* _GIVEN EXERCISE_: Filter the entries that follow, copying every line in which the word "data" appears.

* _RECORDS PROVIDED_:
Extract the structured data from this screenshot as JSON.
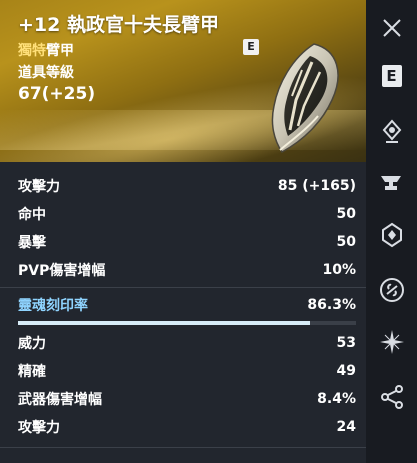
{
  "item": {
    "name": "+12 執政官十夫長臂甲",
    "rarity": "獨特",
    "slot": "臂甲",
    "grade_badge": "E",
    "level_label": "道具等級",
    "level_value": "67(+25)"
  },
  "stats": [
    {
      "label": "攻擊力",
      "value": "85 (+165)"
    },
    {
      "label": "命中",
      "value": "50"
    },
    {
      "label": "暴擊",
      "value": "50"
    },
    {
      "label": "PVP傷害增幅",
      "value": "10%"
    }
  ],
  "soul": {
    "label": "靈魂刻印率",
    "value": "86.3%",
    "progress": 0.863
  },
  "soul_stats": [
    {
      "label": "威力",
      "value": "53"
    },
    {
      "label": "精確",
      "value": "49"
    },
    {
      "label": "武器傷害增幅",
      "value": "8.4%"
    },
    {
      "label": "攻擊力",
      "value": "24"
    }
  ],
  "sidebar": {
    "items": [
      {
        "icon": "close-icon"
      },
      {
        "icon": "grade-e-icon",
        "label": "E"
      },
      {
        "icon": "enchant-gem-icon"
      },
      {
        "icon": "anvil-icon"
      },
      {
        "icon": "soul-engrave-icon"
      },
      {
        "icon": "link-circle-icon"
      },
      {
        "icon": "star-burst-icon"
      },
      {
        "icon": "share-icon"
      }
    ]
  },
  "colors": {
    "header_gold": "#b8921c",
    "rarity": "#ffe07a",
    "soul_label": "#8fd4ff",
    "progress_fill": "#d7ecf7"
  }
}
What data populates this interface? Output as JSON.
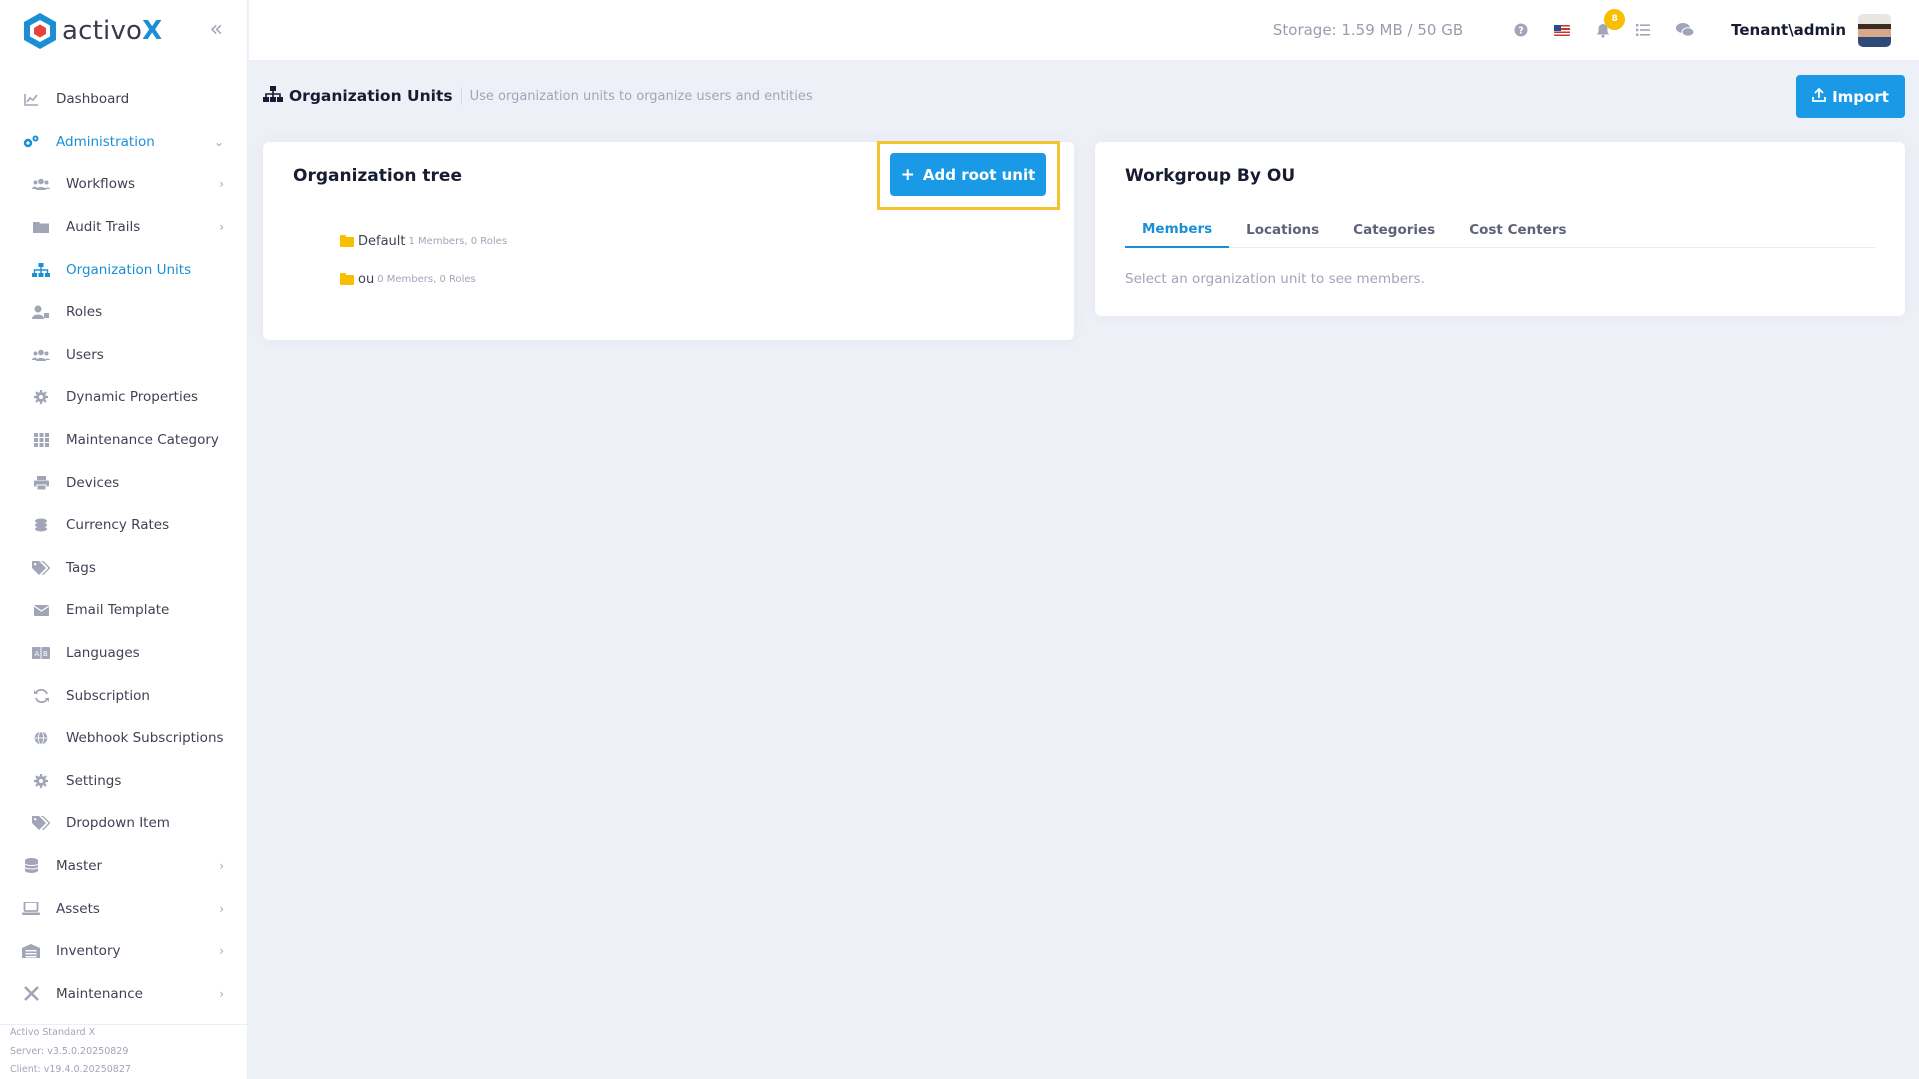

* _THE REPLY_:
Extract the structured data from this screenshot as JSON.
What data populates this interface? Output as JSON.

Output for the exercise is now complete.